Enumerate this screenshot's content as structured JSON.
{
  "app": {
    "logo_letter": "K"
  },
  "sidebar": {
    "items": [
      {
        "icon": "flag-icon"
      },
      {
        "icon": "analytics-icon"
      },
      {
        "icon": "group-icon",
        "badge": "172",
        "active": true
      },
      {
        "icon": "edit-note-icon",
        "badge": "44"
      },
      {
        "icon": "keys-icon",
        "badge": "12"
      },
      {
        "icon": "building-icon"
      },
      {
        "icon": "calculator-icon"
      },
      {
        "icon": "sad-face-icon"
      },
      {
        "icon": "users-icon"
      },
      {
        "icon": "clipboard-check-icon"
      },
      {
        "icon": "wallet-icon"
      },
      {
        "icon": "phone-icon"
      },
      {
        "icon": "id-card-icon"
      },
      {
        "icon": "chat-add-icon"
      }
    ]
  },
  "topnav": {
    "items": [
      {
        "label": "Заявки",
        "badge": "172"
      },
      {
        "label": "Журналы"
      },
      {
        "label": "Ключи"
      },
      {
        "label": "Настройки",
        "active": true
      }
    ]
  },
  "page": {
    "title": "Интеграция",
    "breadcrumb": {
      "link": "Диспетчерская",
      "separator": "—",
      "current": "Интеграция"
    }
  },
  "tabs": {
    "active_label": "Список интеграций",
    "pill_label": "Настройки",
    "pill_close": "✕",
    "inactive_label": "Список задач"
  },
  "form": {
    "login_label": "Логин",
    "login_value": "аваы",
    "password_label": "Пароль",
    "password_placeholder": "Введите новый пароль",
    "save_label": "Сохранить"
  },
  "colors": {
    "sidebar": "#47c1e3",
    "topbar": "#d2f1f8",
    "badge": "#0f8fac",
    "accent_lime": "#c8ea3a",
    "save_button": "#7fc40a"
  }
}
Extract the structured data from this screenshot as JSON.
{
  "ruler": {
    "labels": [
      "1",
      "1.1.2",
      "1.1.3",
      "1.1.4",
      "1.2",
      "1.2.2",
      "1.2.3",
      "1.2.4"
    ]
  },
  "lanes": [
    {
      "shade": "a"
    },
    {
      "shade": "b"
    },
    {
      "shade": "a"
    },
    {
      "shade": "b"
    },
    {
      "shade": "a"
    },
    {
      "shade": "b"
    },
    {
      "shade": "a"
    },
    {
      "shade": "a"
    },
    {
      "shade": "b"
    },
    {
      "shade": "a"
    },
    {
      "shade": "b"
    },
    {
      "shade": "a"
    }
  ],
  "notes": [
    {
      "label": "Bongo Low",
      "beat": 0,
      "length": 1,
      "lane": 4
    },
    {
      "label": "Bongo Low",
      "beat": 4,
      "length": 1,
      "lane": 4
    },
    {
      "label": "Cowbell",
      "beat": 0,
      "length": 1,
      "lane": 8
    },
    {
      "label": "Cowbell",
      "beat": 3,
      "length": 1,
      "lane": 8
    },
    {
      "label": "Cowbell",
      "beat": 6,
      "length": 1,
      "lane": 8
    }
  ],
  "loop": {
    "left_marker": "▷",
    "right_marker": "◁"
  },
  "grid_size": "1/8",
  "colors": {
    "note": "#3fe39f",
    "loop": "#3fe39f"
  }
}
----
* _Directions for this task_
Recopy the entries above exactly, with every line included.

* _Answer to this problem_
Enumerate this screenshot's content as structured JSON.
{
  "app": {
    "logo_letter": "K"
  },
  "sidebar": {
    "items": [
      {
        "icon": "flag-icon"
      },
      {
        "icon": "analytics-icon"
      },
      {
        "icon": "group-icon",
        "badge": "172",
        "active": true
      },
      {
        "icon": "edit-note-icon",
        "badge": "44"
      },
      {
        "icon": "keys-icon",
        "badge": "12"
      },
      {
        "icon": "building-icon"
      },
      {
        "icon": "calculator-icon"
      },
      {
        "icon": "sad-face-icon"
      },
      {
        "icon": "users-icon"
      },
      {
        "icon": "clipboard-check-icon"
      },
      {
        "icon": "wallet-icon"
      },
      {
        "icon": "phone-icon"
      },
      {
        "icon": "id-card-icon"
      },
      {
        "icon": "chat-add-icon"
      }
    ]
  },
  "topnav": {
    "items": [
      {
        "label": "Заявки",
        "badge": "172"
      },
      {
        "label": "Журналы"
      },
      {
        "label": "Ключи"
      },
      {
        "label": "Настройки",
        "active": true
      }
    ]
  },
  "page": {
    "title": "Интеграция",
    "breadcrumb": {
      "link": "Диспетчерская",
      "separator": "—",
      "current": "Интеграция"
    }
  },
  "tabs": {
    "active_label": "Список интеграций",
    "pill_label": "Настройки",
    "pill_close": "✕",
    "inactive_label": "Список задач"
  },
  "form": {
    "login_label": "Логин",
    "login_value": "аваы",
    "password_label": "Пароль",
    "password_placeholder": "Введите новый пароль",
    "save_label": "Сохранить"
  },
  "colors": {
    "sidebar": "#47c1e3",
    "topbar": "#d2f1f8",
    "badge": "#0f8fac",
    "accent_lime": "#c8ea3a",
    "save_button": "#7fc40a"
  }
}
Extract the structured data from this screenshot as JSON.
{
  "ruler": {
    "labels": [
      "1",
      "1.1.2",
      "1.1.3",
      "1.1.4",
      "1.2",
      "1.2.2",
      "1.2.3",
      "1.2.4"
    ]
  },
  "lanes": [
    {
      "shade": "a"
    },
    {
      "shade": "b"
    },
    {
      "shade": "a"
    },
    {
      "shade": "b"
    },
    {
      "shade": "a"
    },
    {
      "shade": "b"
    },
    {
      "shade": "a"
    },
    {
      "shade": "a"
    },
    {
      "shade": "b"
    },
    {
      "shade": "a"
    },
    {
      "shade": "b"
    },
    {
      "shade": "a"
    }
  ],
  "notes": [
    {
      "label": "Bongo Low",
      "beat": 0,
      "length": 1,
      "lane": 4
    },
    {
      "label": "Bongo Low",
      "beat": 4,
      "length": 1,
      "lane": 4
    },
    {
      "label": "Cowbell",
      "beat": 0,
      "length": 1,
      "lane": 8
    },
    {
      "label": "Cowbell",
      "beat": 3,
      "length": 1,
      "lane": 8
    },
    {
      "label": "Cowbell",
      "beat": 6,
      "length": 1,
      "lane": 8
    }
  ],
  "loop": {
    "left_marker": "▷",
    "right_marker": "◁"
  },
  "grid_size": "1/8",
  "colors": {
    "note": "#3fe39f",
    "loop": "#3fe39f"
  }
}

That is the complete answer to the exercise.